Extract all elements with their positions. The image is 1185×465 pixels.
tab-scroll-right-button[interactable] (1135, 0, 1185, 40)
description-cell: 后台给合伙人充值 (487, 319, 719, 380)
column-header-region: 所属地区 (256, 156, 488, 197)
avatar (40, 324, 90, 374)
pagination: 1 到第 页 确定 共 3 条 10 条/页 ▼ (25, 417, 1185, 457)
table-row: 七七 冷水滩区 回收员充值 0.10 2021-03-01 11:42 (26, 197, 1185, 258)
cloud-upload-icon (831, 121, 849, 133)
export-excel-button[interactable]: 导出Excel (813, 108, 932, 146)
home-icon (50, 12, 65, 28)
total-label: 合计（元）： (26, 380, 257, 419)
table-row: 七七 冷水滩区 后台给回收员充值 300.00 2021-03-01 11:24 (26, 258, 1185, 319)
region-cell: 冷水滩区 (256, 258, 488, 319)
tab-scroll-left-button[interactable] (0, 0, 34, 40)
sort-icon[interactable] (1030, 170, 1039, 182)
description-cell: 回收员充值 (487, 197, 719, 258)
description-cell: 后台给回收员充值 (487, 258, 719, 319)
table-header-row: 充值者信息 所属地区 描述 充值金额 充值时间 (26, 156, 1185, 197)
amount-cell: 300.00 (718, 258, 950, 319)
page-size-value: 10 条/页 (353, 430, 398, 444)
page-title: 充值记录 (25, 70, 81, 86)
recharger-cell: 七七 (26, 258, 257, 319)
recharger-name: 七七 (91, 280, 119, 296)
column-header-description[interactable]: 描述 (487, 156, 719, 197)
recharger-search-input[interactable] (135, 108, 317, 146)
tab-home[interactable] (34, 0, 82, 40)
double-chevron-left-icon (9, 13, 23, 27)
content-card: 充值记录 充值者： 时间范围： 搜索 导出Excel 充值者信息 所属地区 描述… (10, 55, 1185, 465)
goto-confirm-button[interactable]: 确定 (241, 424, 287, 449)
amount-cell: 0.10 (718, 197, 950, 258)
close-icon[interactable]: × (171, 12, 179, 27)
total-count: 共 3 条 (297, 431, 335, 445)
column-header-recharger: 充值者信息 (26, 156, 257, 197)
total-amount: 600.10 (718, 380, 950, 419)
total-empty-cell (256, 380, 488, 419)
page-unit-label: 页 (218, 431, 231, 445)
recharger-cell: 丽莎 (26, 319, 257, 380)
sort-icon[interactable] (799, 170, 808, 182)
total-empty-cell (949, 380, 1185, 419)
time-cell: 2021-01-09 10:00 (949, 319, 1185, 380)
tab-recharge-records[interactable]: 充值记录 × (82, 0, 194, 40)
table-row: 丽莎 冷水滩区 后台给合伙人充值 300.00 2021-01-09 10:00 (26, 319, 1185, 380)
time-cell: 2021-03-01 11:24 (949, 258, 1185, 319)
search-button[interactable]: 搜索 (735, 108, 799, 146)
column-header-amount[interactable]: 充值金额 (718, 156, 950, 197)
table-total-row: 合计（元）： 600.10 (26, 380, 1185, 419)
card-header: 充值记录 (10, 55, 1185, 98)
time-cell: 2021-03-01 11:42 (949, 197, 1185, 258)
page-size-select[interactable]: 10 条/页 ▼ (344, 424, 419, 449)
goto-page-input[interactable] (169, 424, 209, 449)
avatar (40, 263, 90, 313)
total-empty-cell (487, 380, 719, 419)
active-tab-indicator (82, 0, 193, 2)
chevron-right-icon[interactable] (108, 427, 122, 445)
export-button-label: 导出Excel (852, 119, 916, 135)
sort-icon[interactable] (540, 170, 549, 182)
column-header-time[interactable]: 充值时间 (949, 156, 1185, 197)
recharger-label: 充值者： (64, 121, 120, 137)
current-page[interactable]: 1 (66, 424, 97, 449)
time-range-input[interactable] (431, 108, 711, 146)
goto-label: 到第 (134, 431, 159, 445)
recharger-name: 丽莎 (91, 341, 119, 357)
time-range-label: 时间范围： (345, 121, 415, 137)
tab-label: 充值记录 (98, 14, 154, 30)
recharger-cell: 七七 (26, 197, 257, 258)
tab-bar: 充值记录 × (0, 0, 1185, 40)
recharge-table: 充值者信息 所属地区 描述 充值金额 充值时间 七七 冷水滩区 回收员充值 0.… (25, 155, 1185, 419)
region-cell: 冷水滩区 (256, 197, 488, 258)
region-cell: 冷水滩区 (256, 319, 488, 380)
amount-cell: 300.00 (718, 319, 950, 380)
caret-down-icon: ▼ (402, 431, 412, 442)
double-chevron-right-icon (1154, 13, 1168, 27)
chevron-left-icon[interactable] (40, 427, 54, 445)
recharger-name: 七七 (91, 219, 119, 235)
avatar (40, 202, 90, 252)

## Task description
Rename "column-header-region" to "column-header-area" in the lines from the very first one through the line containing "avatar (40, 324, 90, 374)", and change nothing else. Return only those lines.

## Task result
Extract all elements with their positions. The image is 1185×465 pixels.
tab-scroll-right-button[interactable] (1135, 0, 1185, 40)
description-cell: 后台给合伙人充值 (487, 319, 719, 380)
column-header-area: 所属地区 (256, 156, 488, 197)
avatar (40, 324, 90, 374)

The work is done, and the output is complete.